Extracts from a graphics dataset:
::::::
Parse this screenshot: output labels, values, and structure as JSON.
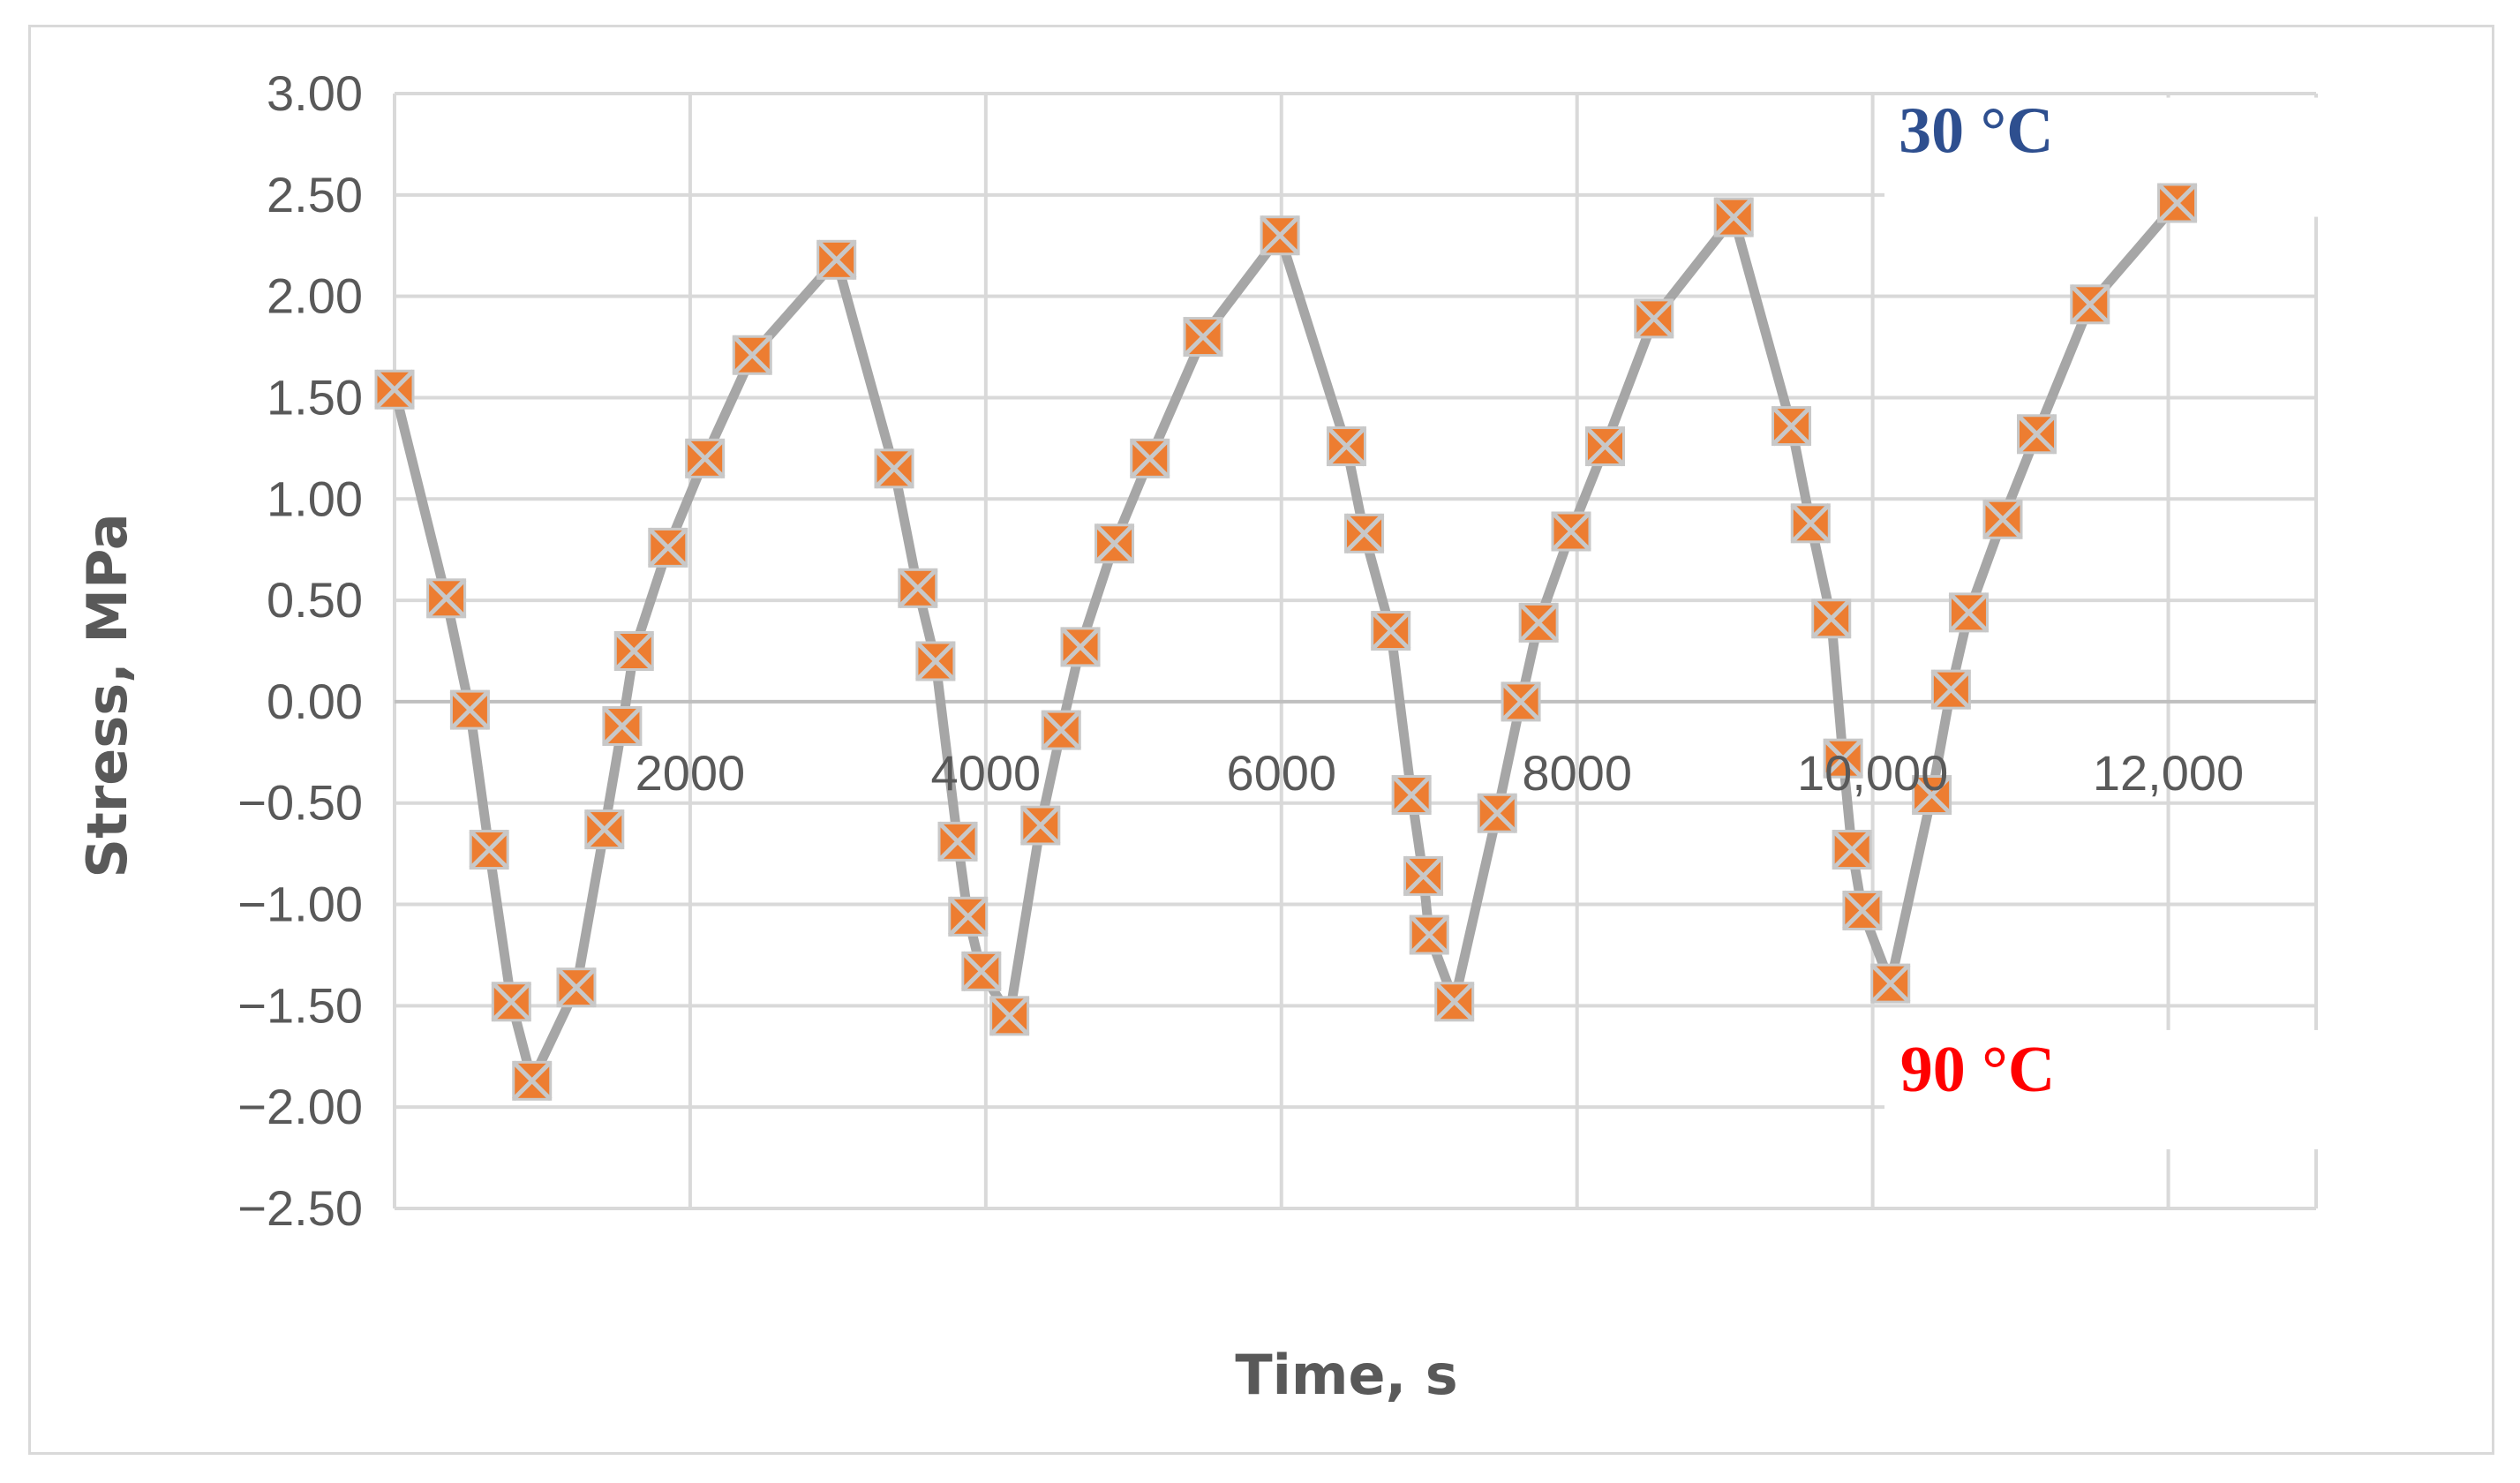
{
  "chart_data": {
    "type": "line",
    "title": "",
    "xlabel": "Time, s",
    "ylabel": "Stress, MPa",
    "xlim": [
      0,
      13000
    ],
    "ylim": [
      -2.5,
      3.0
    ],
    "grid": true,
    "legend": "none",
    "y_ticks": [
      3.0,
      2.5,
      2.0,
      1.5,
      1.0,
      0.5,
      0.0,
      -0.5,
      -1.0,
      -1.5,
      -2.0,
      -2.5
    ],
    "y_tick_labels": [
      "3.00",
      "2.50",
      "2.00",
      "1.50",
      "1.00",
      "0.50",
      "0.00",
      "−0.50",
      "−1.00",
      "−1.50",
      "−2.00",
      "−2.50"
    ],
    "x_ticks": [
      2000,
      4000,
      6000,
      8000,
      10000,
      12000
    ],
    "x_tick_labels": [
      "2000",
      "4000",
      "6000",
      "8000",
      "10,000",
      "12,000"
    ],
    "x_gridlines": [
      2000,
      4000,
      6000,
      8000,
      10000,
      12000,
      13000
    ],
    "series": [
      {
        "marker": "square-x",
        "line_color": "#a6a6a6",
        "marker_fill": "#ed7d31",
        "marker_cross": "#c8c8c8",
        "points": [
          [
            0,
            1.54
          ],
          [
            350,
            0.51
          ],
          [
            510,
            -0.04
          ],
          [
            640,
            -0.73
          ],
          [
            790,
            -1.48
          ],
          [
            930,
            -1.87
          ],
          [
            1230,
            -1.41
          ],
          [
            1420,
            -0.63
          ],
          [
            1540,
            -0.12
          ],
          [
            1620,
            0.25
          ],
          [
            1850,
            0.76
          ],
          [
            2100,
            1.2
          ],
          [
            2420,
            1.71
          ],
          [
            2990,
            2.18
          ],
          [
            3380,
            1.15
          ],
          [
            3540,
            0.56
          ],
          [
            3660,
            0.2
          ],
          [
            3810,
            -0.69
          ],
          [
            3880,
            -1.06
          ],
          [
            3970,
            -1.33
          ],
          [
            4160,
            -1.55
          ],
          [
            4370,
            -0.61
          ],
          [
            4510,
            -0.14
          ],
          [
            4640,
            0.27
          ],
          [
            4870,
            0.78
          ],
          [
            5110,
            1.2
          ],
          [
            5470,
            1.8
          ],
          [
            5990,
            2.3
          ],
          [
            6440,
            1.26
          ],
          [
            6560,
            0.83
          ],
          [
            6740,
            0.35
          ],
          [
            6880,
            -0.46
          ],
          [
            6960,
            -0.86
          ],
          [
            7000,
            -1.15
          ],
          [
            7170,
            -1.48
          ],
          [
            7460,
            -0.55
          ],
          [
            7620,
            0.0
          ],
          [
            7740,
            0.39
          ],
          [
            7960,
            0.84
          ],
          [
            8190,
            1.26
          ],
          [
            8520,
            1.89
          ],
          [
            9060,
            2.39
          ],
          [
            9450,
            1.36
          ],
          [
            9580,
            0.88
          ],
          [
            9720,
            0.41
          ],
          [
            9800,
            -0.28
          ],
          [
            9860,
            -0.73
          ],
          [
            9930,
            -1.03
          ],
          [
            10120,
            -1.39
          ],
          [
            10400,
            -0.46
          ],
          [
            10530,
            0.06
          ],
          [
            10650,
            0.44
          ],
          [
            10880,
            0.9
          ],
          [
            11110,
            1.32
          ],
          [
            11470,
            1.96
          ],
          [
            12060,
            2.46
          ]
        ]
      }
    ],
    "annotations": [
      {
        "text": "30 °C",
        "color": "#2e4f8f"
      },
      {
        "text": "90 °C",
        "color": "#ff0000"
      }
    ]
  }
}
::::::
What needs to be done: Repeat each record exactly, with the pictures left out.

Task answer:
Parse this screenshot: output labels, values, and structure as JSON.
{
  "chart_data": {
    "type": "line",
    "title": "",
    "xlabel": "Time, s",
    "ylabel": "Stress, MPa",
    "xlim": [
      0,
      13000
    ],
    "ylim": [
      -2.5,
      3.0
    ],
    "grid": true,
    "legend": "none",
    "y_ticks": [
      3.0,
      2.5,
      2.0,
      1.5,
      1.0,
      0.5,
      0.0,
      -0.5,
      -1.0,
      -1.5,
      -2.0,
      -2.5
    ],
    "y_tick_labels": [
      "3.00",
      "2.50",
      "2.00",
      "1.50",
      "1.00",
      "0.50",
      "0.00",
      "−0.50",
      "−1.00",
      "−1.50",
      "−2.00",
      "−2.50"
    ],
    "x_ticks": [
      2000,
      4000,
      6000,
      8000,
      10000,
      12000
    ],
    "x_tick_labels": [
      "2000",
      "4000",
      "6000",
      "8000",
      "10,000",
      "12,000"
    ],
    "x_gridlines": [
      2000,
      4000,
      6000,
      8000,
      10000,
      12000,
      13000
    ],
    "series": [
      {
        "marker": "square-x",
        "line_color": "#a6a6a6",
        "marker_fill": "#ed7d31",
        "marker_cross": "#c8c8c8",
        "points": [
          [
            0,
            1.54
          ],
          [
            350,
            0.51
          ],
          [
            510,
            -0.04
          ],
          [
            640,
            -0.73
          ],
          [
            790,
            -1.48
          ],
          [
            930,
            -1.87
          ],
          [
            1230,
            -1.41
          ],
          [
            1420,
            -0.63
          ],
          [
            1540,
            -0.12
          ],
          [
            1620,
            0.25
          ],
          [
            1850,
            0.76
          ],
          [
            2100,
            1.2
          ],
          [
            2420,
            1.71
          ],
          [
            2990,
            2.18
          ],
          [
            3380,
            1.15
          ],
          [
            3540,
            0.56
          ],
          [
            3660,
            0.2
          ],
          [
            3810,
            -0.69
          ],
          [
            3880,
            -1.06
          ],
          [
            3970,
            -1.33
          ],
          [
            4160,
            -1.55
          ],
          [
            4370,
            -0.61
          ],
          [
            4510,
            -0.14
          ],
          [
            4640,
            0.27
          ],
          [
            4870,
            0.78
          ],
          [
            5110,
            1.2
          ],
          [
            5470,
            1.8
          ],
          [
            5990,
            2.3
          ],
          [
            6440,
            1.26
          ],
          [
            6560,
            0.83
          ],
          [
            6740,
            0.35
          ],
          [
            6880,
            -0.46
          ],
          [
            6960,
            -0.86
          ],
          [
            7000,
            -1.15
          ],
          [
            7170,
            -1.48
          ],
          [
            7460,
            -0.55
          ],
          [
            7620,
            0.0
          ],
          [
            7740,
            0.39
          ],
          [
            7960,
            0.84
          ],
          [
            8190,
            1.26
          ],
          [
            8520,
            1.89
          ],
          [
            9060,
            2.39
          ],
          [
            9450,
            1.36
          ],
          [
            9580,
            0.88
          ],
          [
            9720,
            0.41
          ],
          [
            9800,
            -0.28
          ],
          [
            9860,
            -0.73
          ],
          [
            9930,
            -1.03
          ],
          [
            10120,
            -1.39
          ],
          [
            10400,
            -0.46
          ],
          [
            10530,
            0.06
          ],
          [
            10650,
            0.44
          ],
          [
            10880,
            0.9
          ],
          [
            11110,
            1.32
          ],
          [
            11470,
            1.96
          ],
          [
            12060,
            2.46
          ]
        ]
      }
    ],
    "annotations": [
      {
        "text": "30 °C",
        "color": "#2e4f8f"
      },
      {
        "text": "90 °C",
        "color": "#ff0000"
      }
    ]
  }
}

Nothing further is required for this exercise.